*Goal*
Restate every line of the material, word for word.

[Dataset entries]
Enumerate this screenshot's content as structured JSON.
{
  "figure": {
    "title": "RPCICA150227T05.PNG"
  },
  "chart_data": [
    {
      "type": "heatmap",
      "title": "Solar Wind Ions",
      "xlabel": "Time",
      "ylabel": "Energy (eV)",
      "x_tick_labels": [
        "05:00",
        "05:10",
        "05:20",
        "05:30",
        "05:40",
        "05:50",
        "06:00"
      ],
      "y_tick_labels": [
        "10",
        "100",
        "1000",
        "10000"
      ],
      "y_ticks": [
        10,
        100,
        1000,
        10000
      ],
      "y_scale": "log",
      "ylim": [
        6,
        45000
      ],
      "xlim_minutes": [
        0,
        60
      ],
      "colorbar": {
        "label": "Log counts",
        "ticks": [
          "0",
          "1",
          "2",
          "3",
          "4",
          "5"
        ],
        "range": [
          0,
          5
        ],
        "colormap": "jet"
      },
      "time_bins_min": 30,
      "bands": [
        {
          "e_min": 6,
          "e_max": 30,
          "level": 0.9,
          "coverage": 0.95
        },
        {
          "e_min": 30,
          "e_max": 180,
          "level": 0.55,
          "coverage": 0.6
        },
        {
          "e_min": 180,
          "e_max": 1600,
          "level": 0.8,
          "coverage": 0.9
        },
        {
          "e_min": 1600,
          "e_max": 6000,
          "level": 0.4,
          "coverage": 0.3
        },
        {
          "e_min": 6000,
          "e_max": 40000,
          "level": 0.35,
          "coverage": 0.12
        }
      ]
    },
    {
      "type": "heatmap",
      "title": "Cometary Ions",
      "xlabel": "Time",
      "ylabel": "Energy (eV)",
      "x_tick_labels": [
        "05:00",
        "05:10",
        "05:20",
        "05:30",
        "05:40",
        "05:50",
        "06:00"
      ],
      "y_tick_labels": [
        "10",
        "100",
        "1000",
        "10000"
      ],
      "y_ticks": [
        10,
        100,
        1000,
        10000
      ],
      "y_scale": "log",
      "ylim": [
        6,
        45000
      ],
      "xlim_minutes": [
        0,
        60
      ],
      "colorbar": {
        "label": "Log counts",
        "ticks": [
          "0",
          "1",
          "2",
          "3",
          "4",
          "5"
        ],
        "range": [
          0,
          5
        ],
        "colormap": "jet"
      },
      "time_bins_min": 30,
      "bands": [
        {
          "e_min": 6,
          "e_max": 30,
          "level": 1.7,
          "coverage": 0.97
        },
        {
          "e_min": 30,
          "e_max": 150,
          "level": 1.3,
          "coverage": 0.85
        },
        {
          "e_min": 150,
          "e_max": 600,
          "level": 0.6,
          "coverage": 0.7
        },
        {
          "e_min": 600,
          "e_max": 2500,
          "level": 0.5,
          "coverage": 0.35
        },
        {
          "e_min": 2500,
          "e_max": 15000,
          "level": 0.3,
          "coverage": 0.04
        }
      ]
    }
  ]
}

*Written answer*
Enumerate this screenshot's content as structured JSON.
{
  "figure": {
    "title": "RPCICA150227T05.PNG"
  },
  "chart_data": [
    {
      "type": "heatmap",
      "title": "Solar Wind Ions",
      "xlabel": "Time",
      "ylabel": "Energy (eV)",
      "x_tick_labels": [
        "05:00",
        "05:10",
        "05:20",
        "05:30",
        "05:40",
        "05:50",
        "06:00"
      ],
      "y_tick_labels": [
        "10",
        "100",
        "1000",
        "10000"
      ],
      "y_ticks": [
        10,
        100,
        1000,
        10000
      ],
      "y_scale": "log",
      "ylim": [
        6,
        45000
      ],
      "xlim_minutes": [
        0,
        60
      ],
      "colorbar": {
        "label": "Log counts",
        "ticks": [
          "0",
          "1",
          "2",
          "3",
          "4",
          "5"
        ],
        "range": [
          0,
          5
        ],
        "colormap": "jet"
      },
      "time_bins_min": 30,
      "bands": [
        {
          "e_min": 6,
          "e_max": 30,
          "level": 0.9,
          "coverage": 0.95
        },
        {
          "e_min": 30,
          "e_max": 180,
          "level": 0.55,
          "coverage": 0.6
        },
        {
          "e_min": 180,
          "e_max": 1600,
          "level": 0.8,
          "coverage": 0.9
        },
        {
          "e_min": 1600,
          "e_max": 6000,
          "level": 0.4,
          "coverage": 0.3
        },
        {
          "e_min": 6000,
          "e_max": 40000,
          "level": 0.35,
          "coverage": 0.12
        }
      ]
    },
    {
      "type": "heatmap",
      "title": "Cometary Ions",
      "xlabel": "Time",
      "ylabel": "Energy (eV)",
      "x_tick_labels": [
        "05:00",
        "05:10",
        "05:20",
        "05:30",
        "05:40",
        "05:50",
        "06:00"
      ],
      "y_tick_labels": [
        "10",
        "100",
        "1000",
        "10000"
      ],
      "y_ticks": [
        10,
        100,
        1000,
        10000
      ],
      "y_scale": "log",
      "ylim": [
        6,
        45000
      ],
      "xlim_minutes": [
        0,
        60
      ],
      "colorbar": {
        "label": "Log counts",
        "ticks": [
          "0",
          "1",
          "2",
          "3",
          "4",
          "5"
        ],
        "range": [
          0,
          5
        ],
        "colormap": "jet"
      },
      "time_bins_min": 30,
      "bands": [
        {
          "e_min": 6,
          "e_max": 30,
          "level": 1.7,
          "coverage": 0.97
        },
        {
          "e_min": 30,
          "e_max": 150,
          "level": 1.3,
          "coverage": 0.85
        },
        {
          "e_min": 150,
          "e_max": 600,
          "level": 0.6,
          "coverage": 0.7
        },
        {
          "e_min": 600,
          "e_max": 2500,
          "level": 0.5,
          "coverage": 0.35
        },
        {
          "e_min": 2500,
          "e_max": 15000,
          "level": 0.3,
          "coverage": 0.04
        }
      ]
    }
  ]
}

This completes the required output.